*RECORDS FOR THIS TASK*
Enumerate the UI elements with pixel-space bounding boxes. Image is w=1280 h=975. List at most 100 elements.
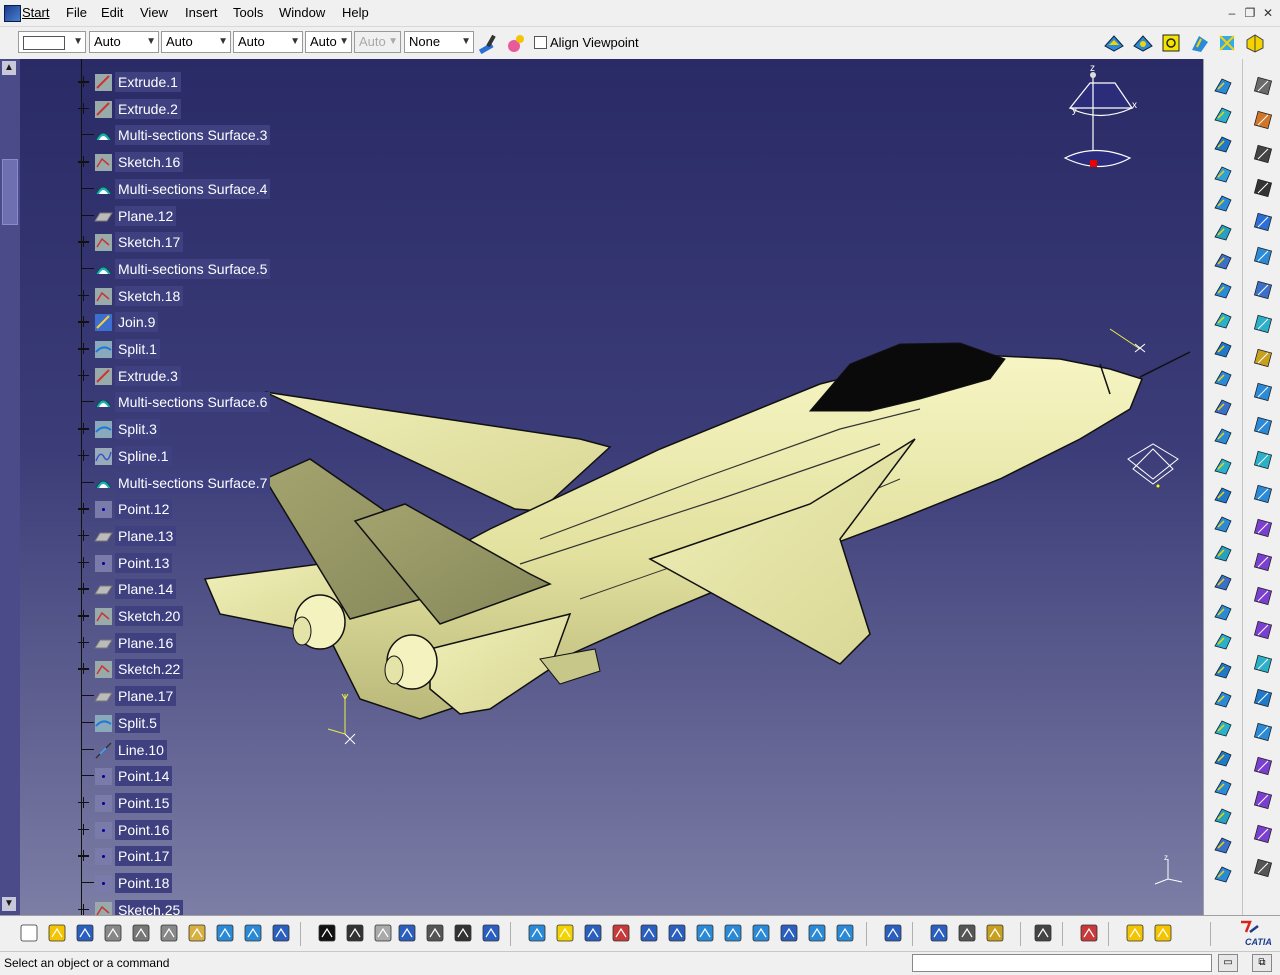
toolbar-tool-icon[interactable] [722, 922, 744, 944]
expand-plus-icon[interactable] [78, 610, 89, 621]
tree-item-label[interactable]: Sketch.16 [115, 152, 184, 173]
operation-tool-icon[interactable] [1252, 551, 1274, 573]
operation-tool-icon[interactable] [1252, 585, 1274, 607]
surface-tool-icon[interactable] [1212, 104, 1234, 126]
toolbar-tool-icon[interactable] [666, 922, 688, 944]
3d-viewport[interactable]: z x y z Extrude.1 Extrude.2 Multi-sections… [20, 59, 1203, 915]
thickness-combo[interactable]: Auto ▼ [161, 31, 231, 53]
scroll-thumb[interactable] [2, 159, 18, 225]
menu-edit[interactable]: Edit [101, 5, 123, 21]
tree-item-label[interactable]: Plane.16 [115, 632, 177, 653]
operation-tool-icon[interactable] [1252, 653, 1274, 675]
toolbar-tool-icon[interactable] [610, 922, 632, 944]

*GIVEN PROBLEM*
Copy every line of the material above word for word, leaving out the picture.

*EXPECTED ANSWER*
Enumerate the UI elements with pixel-space bounding boxes. Image is w=1280 h=975. List at most 100 elements.
toolbar-tool-icon[interactable] [722, 922, 744, 944]
expand-plus-icon[interactable] [78, 610, 89, 621]
tree-item-label[interactable]: Sketch.16 [115, 152, 184, 173]
operation-tool-icon[interactable] [1252, 551, 1274, 573]
operation-tool-icon[interactable] [1252, 585, 1274, 607]
surface-tool-icon[interactable] [1212, 104, 1234, 126]
toolbar-tool-icon[interactable] [666, 922, 688, 944]
3d-viewport[interactable]: z x y z Extrude.1 Extrude.2 Multi-sections… [20, 59, 1203, 915]
thickness-combo[interactable]: Auto ▼ [161, 31, 231, 53]
scroll-thumb[interactable] [2, 159, 18, 225]
menu-edit[interactable]: Edit [101, 5, 123, 21]
tree-item-label[interactable]: Plane.16 [115, 632, 177, 653]
operation-tool-icon[interactable] [1252, 653, 1274, 675]
toolbar-tool-icon[interactable] [610, 922, 632, 944]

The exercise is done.